• [TASK REQUIREMENTS]:
Every entry that follows must be written out exactly, apart from its pictures.

• [Document text records]:
= = =

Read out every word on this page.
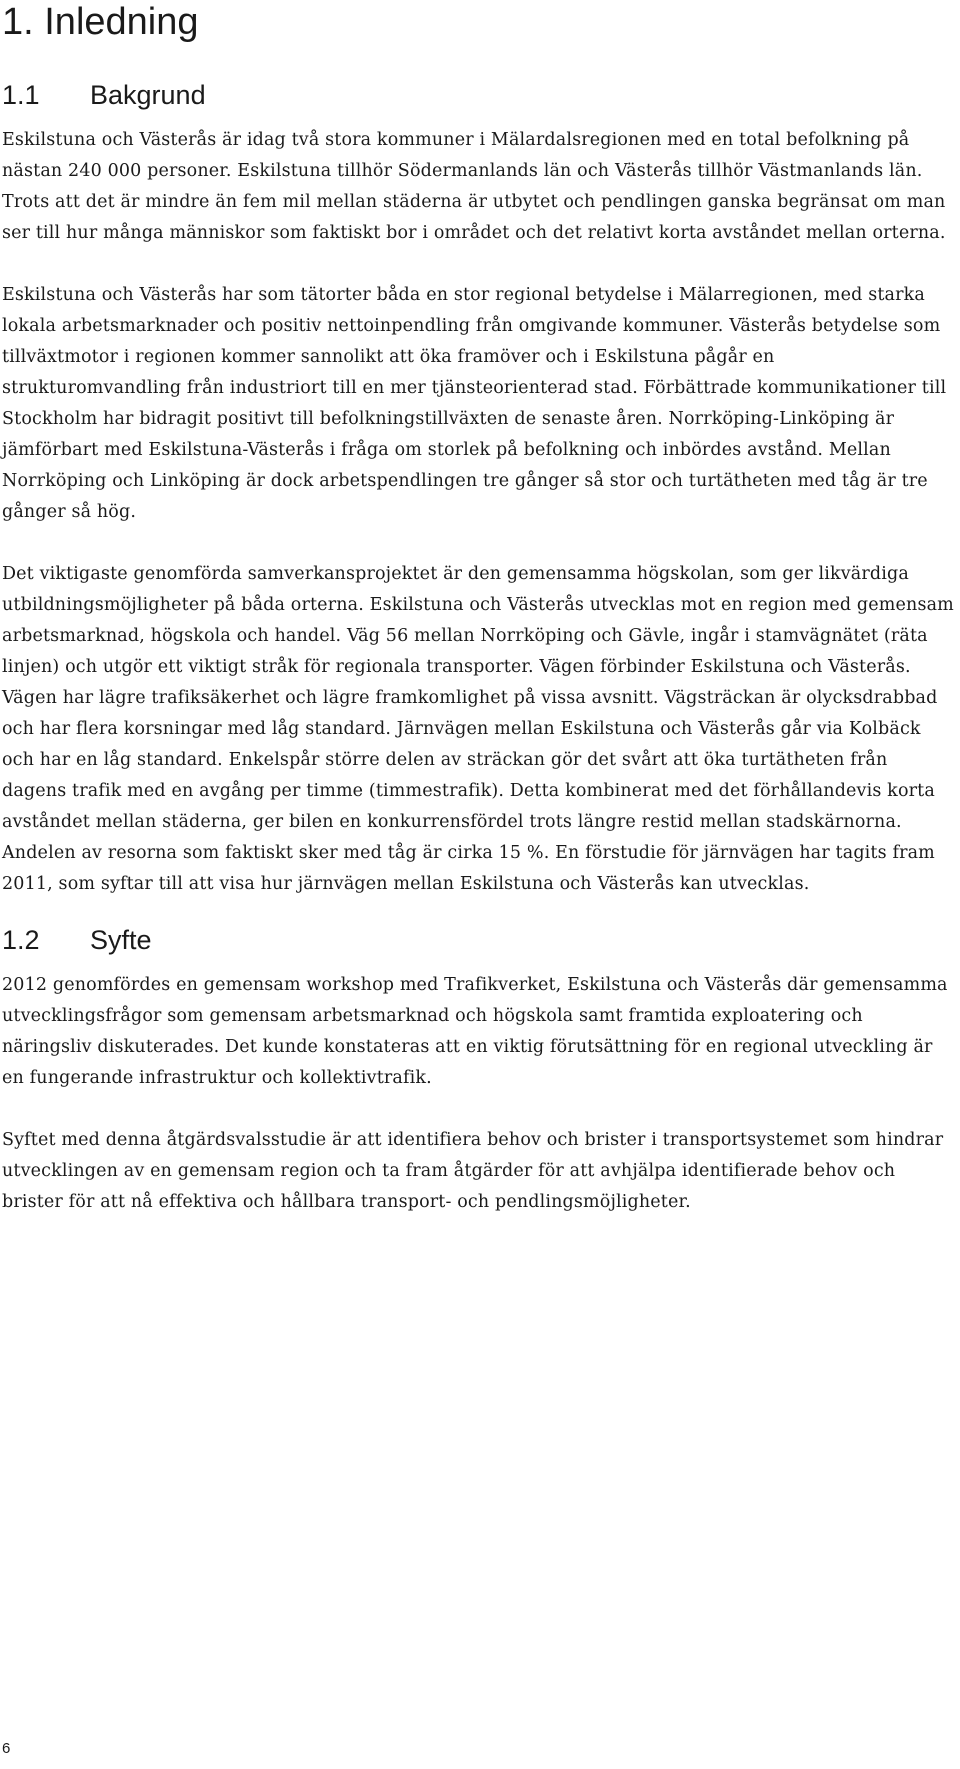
1. Inledning
1.1 Bakgrund

Eskilstuna och Västerås är idag två stora kommuner i Mälardalsregionen med en total befolkning på nästan 240 000 personer. Eskilstuna tillhör Södermanlands län och Västerås tillhör Västmanlands län. Trots att det är mindre än fem mil mellan städerna är utbytet och pendlingen ganska begränsat om man ser till hur många människor som faktiskt bor i området och det relativt korta avståndet mellan orterna.

Eskilstuna och Västerås har som tätorter båda en stor regional betydelse i Mälarregionen, med starka lokala arbetsmarknader och positiv nettoinpendling från omgivande kommuner. Västerås betydelse som tillväxtmotor i regionen kommer sannolikt att öka framöver och i Eskilstuna pågår en strukturomvandling från industriort till en mer tjänsteorienterad stad. Förbättrade kommunikationer till Stockholm har bidragit positivt till befolkningstillväxten de senaste åren. Norrköping-Linköping är jämförbart med Eskilstuna-Västerås i fråga om storlek på befolkning och inbördes avstånd. Mellan Norrköping och Linköping är dock arbetspendlingen tre gånger så stor och turtätheten med tåg är tre gånger så hög.

Det viktigaste genomförda samverkansprojektet är den gemensamma högskolan, som ger likvärdiga utbildningsmöjligheter på båda orterna. Eskilstuna och Västerås utvecklas mot en region med gemensam arbetsmarknad, högskola och handel. Väg 56 mellan Norrköping och Gävle, ingår i stamvägnätet (räta linjen) och utgör ett viktigt stråk för regionala transporter. Vägen förbinder Eskilstuna och Västerås. Vägen har lägre trafiksäkerhet och lägre framkomlighet på vissa avsnitt. Vägsträckan är olycksdrabbad och har flera korsningar med låg standard. Järnvägen mellan Eskilstuna och Västerås går via Kolbäck och har en låg standard. Enkelspår större delen av sträckan gör det svårt att öka turtätheten från dagens trafik med en avgång per timme (timmestrafik). Detta kombinerat med det förhållandevis korta avståndet mellan städerna, ger bilen en konkurrensfördel trots längre restid mellan stadskärnorna. Andelen av resorna som faktiskt sker med tåg är cirka 15 %. En förstudie för järnvägen har tagits fram 2011, som syftar till att visa hur järnvägen mellan Eskilstuna och Västerås kan utvecklas.

1.2 Syfte

2012 genomfördes en gemensam workshop med Trafikverket, Eskilstuna och Västerås där gemensamma utvecklingsfrågor som gemensam arbetsmarknad och högskola samt framtida exploatering och näringsliv diskuterades. Det kunde konstateras att en viktig förutsättning för en regional utveckling är en fungerande infrastruktur och kollektivtrafik.

Syftet med denna åtgärdsvalsstudie är att identifiera behov och brister i transportsystemet som hindrar utvecklingen av en gemensam region och ta fram åtgärder för att avhjälpa identifierade behov och brister för att nå effektiva och hållbara transport- och pendlingsmöjligheter.

6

= = =

• [YOUR RESPONSE]:
Read out every word on this page.
1. Inledning
1.1 Bakgrund

Eskilstuna och Västerås är idag två stora kommuner i Mälardalsregionen med en total befolkning på nästan 240 000 personer. Eskilstuna tillhör Södermanlands län och Västerås tillhör Västmanlands län. Trots att det är mindre än fem mil mellan städerna är utbytet och pendlingen ganska begränsat om man ser till hur många människor som faktiskt bor i området och det relativt korta avståndet mellan orterna.

Eskilstuna och Västerås har som tätorter båda en stor regional betydelse i Mälarregionen, med starka lokala arbetsmarknader och positiv nettoinpendling från omgivande kommuner. Västerås betydelse som tillväxtmotor i regionen kommer sannolikt att öka framöver och i Eskilstuna pågår en strukturomvandling från industriort till en mer tjänsteorienterad stad. Förbättrade kommunikationer till Stockholm har bidragit positivt till befolkningstillväxten de senaste åren. Norrköping-Linköping är jämförbart med Eskilstuna-Västerås i fråga om storlek på befolkning och inbördes avstånd. Mellan Norrköping och Linköping är dock arbetspendlingen tre gånger så stor och turtätheten med tåg är tre gånger så hög.

Det viktigaste genomförda samverkansprojektet är den gemensamma högskolan, som ger likvärdiga utbildningsmöjligheter på båda orterna. Eskilstuna och Västerås utvecklas mot en region med gemensam arbetsmarknad, högskola och handel. Väg 56 mellan Norrköping och Gävle, ingår i stamvägnätet (räta linjen) och utgör ett viktigt stråk för regionala transporter. Vägen förbinder Eskilstuna och Västerås. Vägen har lägre trafiksäkerhet och lägre framkomlighet på vissa avsnitt. Vägsträckan är olycksdrabbad och har flera korsningar med låg standard. Järnvägen mellan Eskilstuna och Västerås går via Kolbäck och har en låg standard. Enkelspår större delen av sträckan gör det svårt att öka turtätheten från dagens trafik med en avgång per timme (timmestrafik). Detta kombinerat med det förhållandevis korta avståndet mellan städerna, ger bilen en konkurrensfördel trots längre restid mellan stadskärnorna. Andelen av resorna som faktiskt sker med tåg är cirka 15 %. En förstudie för järnvägen har tagits fram 2011, som syftar till att visa hur järnvägen mellan Eskilstuna och Västerås kan utvecklas.

1.2 Syfte

2012 genomfördes en gemensam workshop med Trafikverket, Eskilstuna och Västerås där gemensamma utvecklingsfrågor som gemensam arbetsmarknad och högskola samt framtida exploatering och näringsliv diskuterades. Det kunde konstateras att en viktig förutsättning för en regional utveckling är en fungerande infrastruktur och kollektivtrafik.

Syftet med denna åtgärdsvalsstudie är att identifiera behov och brister i transportsystemet som hindrar utvecklingen av en gemensam region och ta fram åtgärder för att avhjälpa identifierade behov och brister för att nå effektiva och hållbara transport- och pendlingsmöjligheter.

6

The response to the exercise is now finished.